#### [Data shown]
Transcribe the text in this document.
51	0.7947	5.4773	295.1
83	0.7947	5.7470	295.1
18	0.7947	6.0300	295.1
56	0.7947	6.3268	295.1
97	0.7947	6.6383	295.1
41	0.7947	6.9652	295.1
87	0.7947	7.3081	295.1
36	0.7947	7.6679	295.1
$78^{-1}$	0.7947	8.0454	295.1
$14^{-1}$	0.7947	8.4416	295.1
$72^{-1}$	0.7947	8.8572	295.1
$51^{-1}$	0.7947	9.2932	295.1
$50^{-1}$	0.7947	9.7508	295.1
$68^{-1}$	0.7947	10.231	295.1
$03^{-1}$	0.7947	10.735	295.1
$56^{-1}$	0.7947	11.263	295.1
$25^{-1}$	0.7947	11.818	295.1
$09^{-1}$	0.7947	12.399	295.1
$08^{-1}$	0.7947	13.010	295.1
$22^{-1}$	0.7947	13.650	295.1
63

#### [Given task]
Using the data above, output each line exactly.

#### [The output]
Transcribe the text in this document.
51	0.7947	5.4773	295.1
83	0.7947	5.7470	295.1
18	0.7947	6.0300	295.1
56	0.7947	6.3268	295.1
97	0.7947	6.6383	295.1
41	0.7947	6.9652	295.1
87	0.7947	7.3081	295.1
36	0.7947	7.6679	295.1
$78^{-1}$	0.7947	8.0454	295.1
$14^{-1}$	0.7947	8.4416	295.1
$72^{-1}$	0.7947	8.8572	295.1
$51^{-1}$	0.7947	9.2932	295.1
$50^{-1}$	0.7947	9.7508	295.1
$68^{-1}$	0.7947	10.231	295.1
$03^{-1}$	0.7947	10.735	295.1
$56^{-1}$	0.7947	11.263	295.1
$25^{-1}$	0.7947	11.818	295.1
$09^{-1}$	0.7947	12.399	295.1
$08^{-1}$	0.7947	13.010	295.1
$22^{-1}$	0.7947	13.650	295.1
63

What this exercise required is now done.